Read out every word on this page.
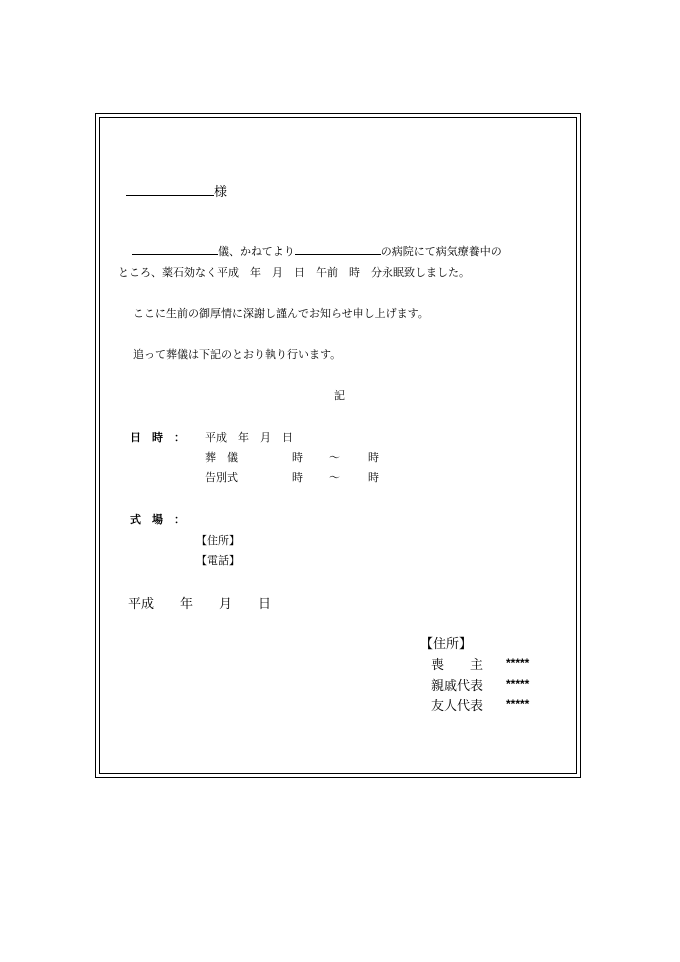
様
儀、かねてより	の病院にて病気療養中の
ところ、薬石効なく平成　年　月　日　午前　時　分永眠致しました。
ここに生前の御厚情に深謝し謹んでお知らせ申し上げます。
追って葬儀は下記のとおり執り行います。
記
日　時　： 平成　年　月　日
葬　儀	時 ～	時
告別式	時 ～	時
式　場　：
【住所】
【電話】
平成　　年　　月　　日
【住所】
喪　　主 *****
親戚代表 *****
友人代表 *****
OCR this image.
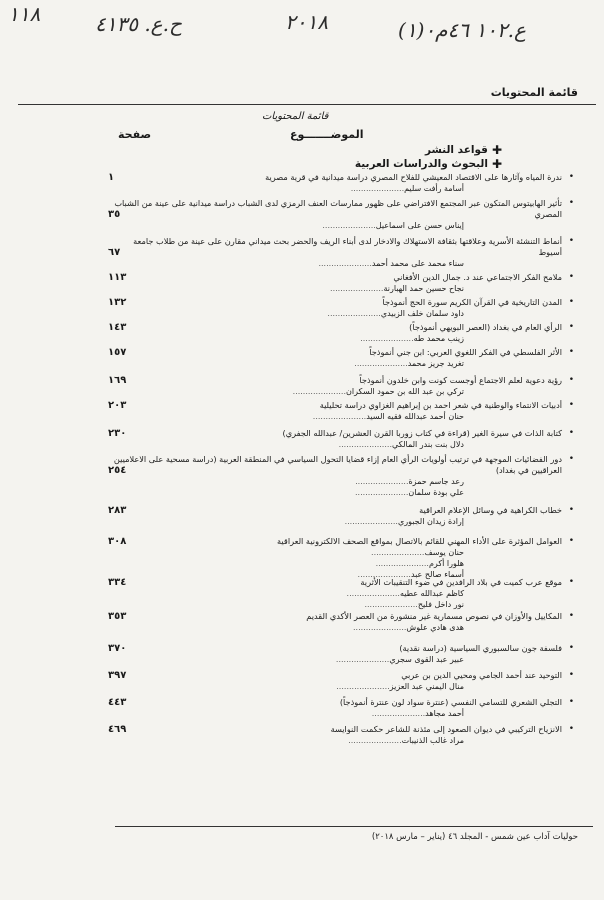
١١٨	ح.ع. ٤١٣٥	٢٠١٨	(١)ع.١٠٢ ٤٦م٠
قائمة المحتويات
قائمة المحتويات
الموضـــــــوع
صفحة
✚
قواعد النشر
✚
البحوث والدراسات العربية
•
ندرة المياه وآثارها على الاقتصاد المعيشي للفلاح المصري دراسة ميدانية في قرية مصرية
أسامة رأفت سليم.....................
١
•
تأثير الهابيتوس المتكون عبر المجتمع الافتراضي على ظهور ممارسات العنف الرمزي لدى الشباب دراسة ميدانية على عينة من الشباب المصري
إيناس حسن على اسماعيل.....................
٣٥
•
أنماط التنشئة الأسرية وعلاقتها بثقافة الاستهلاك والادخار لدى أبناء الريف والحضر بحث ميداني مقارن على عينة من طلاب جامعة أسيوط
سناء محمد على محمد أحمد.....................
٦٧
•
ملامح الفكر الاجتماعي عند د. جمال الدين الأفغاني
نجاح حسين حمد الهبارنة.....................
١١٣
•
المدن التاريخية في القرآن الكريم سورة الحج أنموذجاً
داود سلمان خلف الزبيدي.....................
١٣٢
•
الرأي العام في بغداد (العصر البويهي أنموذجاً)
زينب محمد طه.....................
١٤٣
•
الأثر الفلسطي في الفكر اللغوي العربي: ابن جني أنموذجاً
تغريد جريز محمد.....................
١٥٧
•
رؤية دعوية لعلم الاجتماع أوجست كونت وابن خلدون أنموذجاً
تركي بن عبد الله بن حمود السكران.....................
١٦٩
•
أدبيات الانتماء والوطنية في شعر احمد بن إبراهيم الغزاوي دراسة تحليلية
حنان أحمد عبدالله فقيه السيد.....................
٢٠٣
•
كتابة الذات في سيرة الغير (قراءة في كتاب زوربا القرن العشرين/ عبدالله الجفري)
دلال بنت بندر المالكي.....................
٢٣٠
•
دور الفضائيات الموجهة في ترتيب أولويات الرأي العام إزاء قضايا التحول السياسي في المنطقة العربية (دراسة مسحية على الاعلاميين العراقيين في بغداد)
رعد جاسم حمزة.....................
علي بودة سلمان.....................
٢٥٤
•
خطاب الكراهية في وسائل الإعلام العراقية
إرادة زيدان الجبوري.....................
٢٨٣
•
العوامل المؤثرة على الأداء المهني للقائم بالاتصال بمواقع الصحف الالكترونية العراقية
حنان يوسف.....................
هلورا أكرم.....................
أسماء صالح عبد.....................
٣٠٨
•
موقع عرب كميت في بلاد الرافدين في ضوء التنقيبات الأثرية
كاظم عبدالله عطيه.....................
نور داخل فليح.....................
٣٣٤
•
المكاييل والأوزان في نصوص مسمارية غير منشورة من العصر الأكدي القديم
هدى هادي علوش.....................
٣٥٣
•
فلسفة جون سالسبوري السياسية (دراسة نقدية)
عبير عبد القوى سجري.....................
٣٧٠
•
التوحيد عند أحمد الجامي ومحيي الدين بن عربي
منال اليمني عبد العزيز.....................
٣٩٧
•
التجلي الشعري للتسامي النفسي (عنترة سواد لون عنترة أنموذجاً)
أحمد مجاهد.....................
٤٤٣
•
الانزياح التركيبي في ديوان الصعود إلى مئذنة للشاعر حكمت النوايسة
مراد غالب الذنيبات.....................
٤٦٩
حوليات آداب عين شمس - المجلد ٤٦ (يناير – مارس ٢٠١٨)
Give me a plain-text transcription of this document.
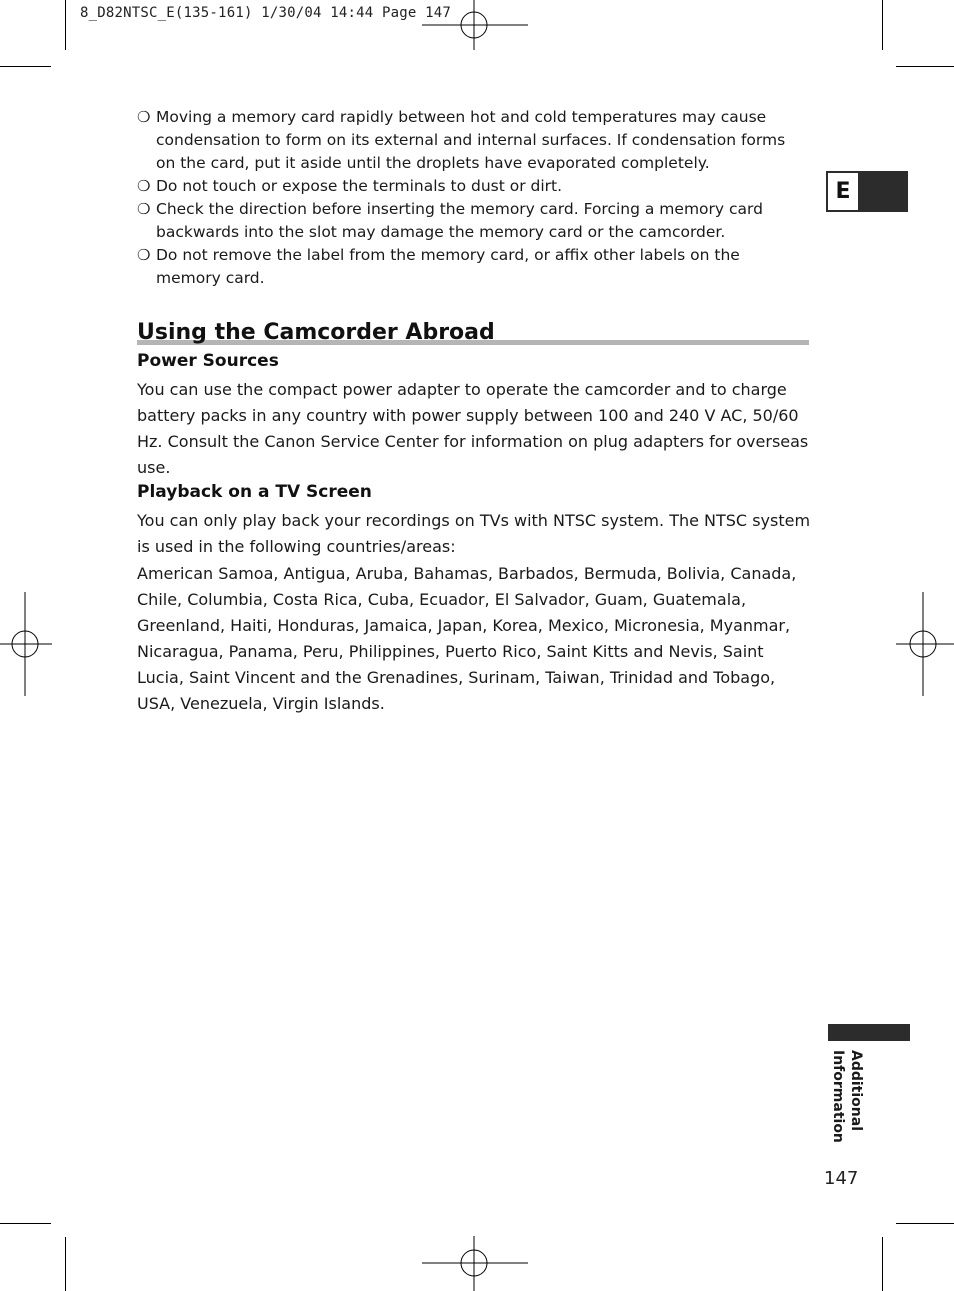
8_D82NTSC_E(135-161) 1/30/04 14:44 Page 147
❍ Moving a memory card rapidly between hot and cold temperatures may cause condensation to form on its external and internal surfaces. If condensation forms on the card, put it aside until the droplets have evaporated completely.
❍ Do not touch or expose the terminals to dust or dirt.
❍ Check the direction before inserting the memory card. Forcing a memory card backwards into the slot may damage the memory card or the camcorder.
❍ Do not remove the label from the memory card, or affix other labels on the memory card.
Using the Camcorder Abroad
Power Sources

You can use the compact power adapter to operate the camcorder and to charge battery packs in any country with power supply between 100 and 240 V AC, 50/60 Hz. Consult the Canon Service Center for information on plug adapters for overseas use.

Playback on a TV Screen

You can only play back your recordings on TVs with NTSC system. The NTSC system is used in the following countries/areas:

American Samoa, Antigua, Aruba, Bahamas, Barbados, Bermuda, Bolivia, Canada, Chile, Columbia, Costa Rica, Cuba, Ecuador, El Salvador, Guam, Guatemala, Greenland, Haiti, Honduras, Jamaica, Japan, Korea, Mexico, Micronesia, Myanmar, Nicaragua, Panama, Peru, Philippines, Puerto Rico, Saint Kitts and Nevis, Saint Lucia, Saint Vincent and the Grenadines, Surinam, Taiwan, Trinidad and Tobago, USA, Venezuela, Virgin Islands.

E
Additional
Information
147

==========

→ WHAT IS ASKED: Find all lines where the word "حنان" appears. Copy them.

→ SOLUTION FOR THIS PROBLEM:
حنان أحمد عبدالله فقيه السيد.....................
حنان يوسف.....................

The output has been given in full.